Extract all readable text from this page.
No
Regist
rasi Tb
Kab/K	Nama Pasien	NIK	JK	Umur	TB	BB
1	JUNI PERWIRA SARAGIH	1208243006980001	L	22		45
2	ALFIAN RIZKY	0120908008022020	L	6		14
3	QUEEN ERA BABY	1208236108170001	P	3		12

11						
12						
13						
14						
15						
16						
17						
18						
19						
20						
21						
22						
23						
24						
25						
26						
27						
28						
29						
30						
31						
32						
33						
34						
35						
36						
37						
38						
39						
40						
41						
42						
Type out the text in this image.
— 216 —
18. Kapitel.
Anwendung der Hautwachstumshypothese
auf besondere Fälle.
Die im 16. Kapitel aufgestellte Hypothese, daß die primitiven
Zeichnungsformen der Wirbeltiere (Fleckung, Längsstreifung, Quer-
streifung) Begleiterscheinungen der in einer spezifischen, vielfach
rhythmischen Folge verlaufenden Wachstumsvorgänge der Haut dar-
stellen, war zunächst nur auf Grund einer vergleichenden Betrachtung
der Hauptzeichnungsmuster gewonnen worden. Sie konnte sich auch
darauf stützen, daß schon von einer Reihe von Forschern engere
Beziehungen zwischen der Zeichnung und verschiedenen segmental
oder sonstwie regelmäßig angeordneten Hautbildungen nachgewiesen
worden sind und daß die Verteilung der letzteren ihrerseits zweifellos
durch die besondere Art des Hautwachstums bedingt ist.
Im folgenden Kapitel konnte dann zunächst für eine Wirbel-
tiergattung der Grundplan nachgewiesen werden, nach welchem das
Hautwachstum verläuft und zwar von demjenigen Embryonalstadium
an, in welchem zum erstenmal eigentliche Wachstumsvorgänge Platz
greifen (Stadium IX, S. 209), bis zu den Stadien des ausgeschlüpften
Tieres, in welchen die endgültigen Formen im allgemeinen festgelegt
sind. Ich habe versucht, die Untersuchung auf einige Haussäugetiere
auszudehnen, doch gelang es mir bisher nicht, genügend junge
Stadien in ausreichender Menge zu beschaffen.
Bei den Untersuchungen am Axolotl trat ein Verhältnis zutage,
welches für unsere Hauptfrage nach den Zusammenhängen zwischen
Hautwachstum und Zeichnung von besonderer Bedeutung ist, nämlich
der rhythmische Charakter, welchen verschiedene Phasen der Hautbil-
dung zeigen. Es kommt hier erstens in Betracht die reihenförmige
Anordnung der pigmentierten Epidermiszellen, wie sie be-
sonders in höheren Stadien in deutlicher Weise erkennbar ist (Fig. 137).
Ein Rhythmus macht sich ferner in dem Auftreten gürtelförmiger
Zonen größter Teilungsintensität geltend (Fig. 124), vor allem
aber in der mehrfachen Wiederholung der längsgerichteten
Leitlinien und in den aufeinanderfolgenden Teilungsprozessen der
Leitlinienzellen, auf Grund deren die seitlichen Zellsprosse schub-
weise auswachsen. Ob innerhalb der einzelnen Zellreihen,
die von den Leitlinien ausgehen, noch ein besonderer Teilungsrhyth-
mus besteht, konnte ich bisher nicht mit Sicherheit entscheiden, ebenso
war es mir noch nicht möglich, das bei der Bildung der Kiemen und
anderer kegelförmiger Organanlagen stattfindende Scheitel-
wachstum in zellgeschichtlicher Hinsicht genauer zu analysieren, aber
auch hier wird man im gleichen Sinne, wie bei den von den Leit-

» What you need to do: Please list every line of the records that contains "Wachstumsvorgänge".

» The reply:
rhythmischen Folge verlaufenden Wachstumsvorgänge der Haut dar-
an, in welchem zum erstenmal eigentliche Wachstumsvorgänge Platz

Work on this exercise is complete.